## START Material provided
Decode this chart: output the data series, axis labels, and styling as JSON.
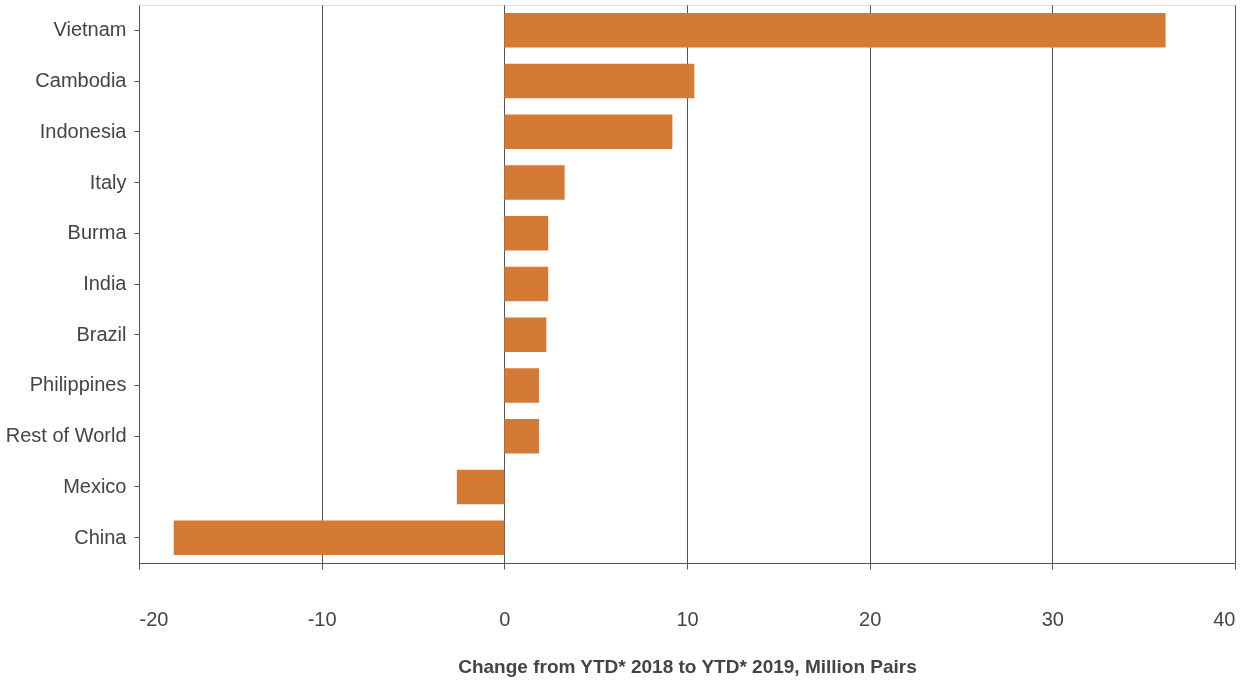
{
  "chart_data": {
    "type": "bar",
    "orientation": "horizontal",
    "xlabel": "Change from YTD* 2018 to YTD* 2019, Million Pairs",
    "categories": [
      "Vietnam",
      "Cambodia",
      "Indonesia",
      "Italy",
      "Burma",
      "India",
      "Brazil",
      "Philippines",
      "Rest of World",
      "Mexico",
      "China"
    ],
    "values": [
      36.2,
      10.4,
      9.2,
      3.3,
      2.4,
      2.4,
      2.3,
      1.9,
      1.9,
      -2.6,
      -18.1
    ],
    "color": "#d57a35",
    "xlim": [
      -20,
      40
    ],
    "xticks": [
      -20,
      -10,
      0,
      10,
      20,
      30,
      40
    ],
    "grid": "x"
  }
}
## END Material provided
Output the records above exactly; leave out the pictures.

Task solution =
Decode this chart: output the data series, axis labels, and styling as JSON.
{
  "chart_data": {
    "type": "bar",
    "orientation": "horizontal",
    "xlabel": "Change from YTD* 2018 to YTD* 2019, Million Pairs",
    "categories": [
      "Vietnam",
      "Cambodia",
      "Indonesia",
      "Italy",
      "Burma",
      "India",
      "Brazil",
      "Philippines",
      "Rest of World",
      "Mexico",
      "China"
    ],
    "values": [
      36.2,
      10.4,
      9.2,
      3.3,
      2.4,
      2.4,
      2.3,
      1.9,
      1.9,
      -2.6,
      -18.1
    ],
    "color": "#d57a35",
    "xlim": [
      -20,
      40
    ],
    "xticks": [
      -20,
      -10,
      0,
      10,
      20,
      30,
      40
    ],
    "grid": "x"
  }
}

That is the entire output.